** Selected excerpt **
==*==
Construction begins

Posted by Donna Rouviere Anderson |
July 08, 2015

Thoughtful – Showing consideration for the needs of other people, done or made after careful thinking, characterized by careful reasoned thinking, given to or chosen or made with heedful anticipation of the needs and wants of others.

The world is crowded with thoughtless houses – ones that never work well for their inhabitants because they were built with a lack of careful thought and consideration for the needs of the people who would live there.

Inevitably, these bland, boring and ill designed offspring of urban sprawl are built in overpriced locations near major employment centers or on rural land that has been stripped of trees to make way for cul de sacs in subdivisions. Crammed so close to each other that their owners can practically touch their own and their neighbor’s outer wall at the same time, these houses are the next fatal step after a miserable trip home from work in rush hour traffic.  They do nothing so much as inspire their inhabitants to hit the mall on Saturdays in an attempt to get Martha Stewart or another bedspread designer to help fix the flawed interior. Home Depot thrives on them because the first impulse any home owner feels upon moving into one is to head for a home improvement store to try to fix as many flawed design elements as possible, redo as many surfaces as possible and give the blankety-blank thing a bit of personality to replace the pure vanilla.

 


Aerial view of houses in San Diego, California.

 

Living in such structures is like being Petunia and Vernon Dursley from the Harry Potter series. Anyone who values living in a beautiful, well functioning environment quickly turns into as big a crab as Vernon in one of these houses.

The mood doesn’t improve once the energy bills arrive. Residential buildings account for almost 54 percent of U.S. energy consumption and cost the average family thousands each year.

We lived for four years in one of these nightmare houses, after having made the mistake of listening to a realtor who pointed out all of the ways in which it would have resale value. We redid every surface in it and still found its design ill suited to our needs. When we sold it, we got a single low ball offer in six months on the market, and were so fed up with the house that we took it and moved on. Sadly, half of the houses in our area were similar badly constructed messes, created by builders who clear cut the lots and then threw up slapdash little houses made of sticks.

We next turned to a semi-custom builder who built charming little houses and we picked a much better house plan off the Internet for him to build. Upon moving into this house, the transformation in our lifestyle and quality of life was dramatic and immediate. We loved every minute of living in this beautiful little house, despite the fact that it had one irritating design flaw caused by the builder having refused to organize the kitchen the way we wanted it.
==*==
** Material provided **
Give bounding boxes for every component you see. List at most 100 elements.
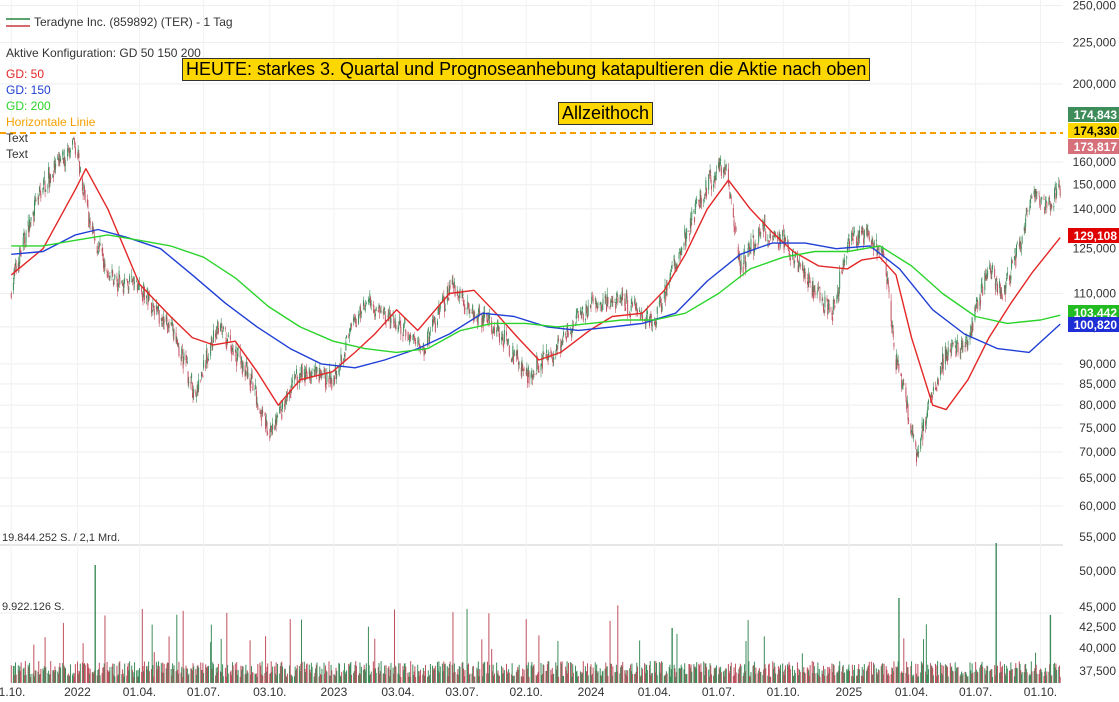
==*==
** Problem set **
#1 In the post on thoughtless houses, how many offers did the first house get while it was on the market, and for how long was it listed?
#2 Continue the post on thoughtless houses from the point where it stops.

** Answers for the exercise **
#1 A single low ball offer in six months.

#2
However, this quaint little teacup of a home had one show-stopping flaw. The builder had not insulated it well, and it cost a fortune to heat and air condition it.

After a decade, we decided to try again, more slowly and thoughtfully, to build an affordable house that was energy efficient, charming, located in a lovely and convenient place and made to function perfectly for a middle class lifestyle.

This blog is the story of what so far has been an arduous, sometimes disheartening and sometimes exciting four-year odyssey. We discovered that building a thoughtful house isn’t easy or inexpensive. We have had to sift though an appalling number of dishonest and manipulative realtors, builders who for one reason or another ended up not being a good fit for our house and stacks of regulations and rules. We have had to be creative and flexible far beyond the level we could have imagined  and to be willing to pay well for professional expertise to pull it off.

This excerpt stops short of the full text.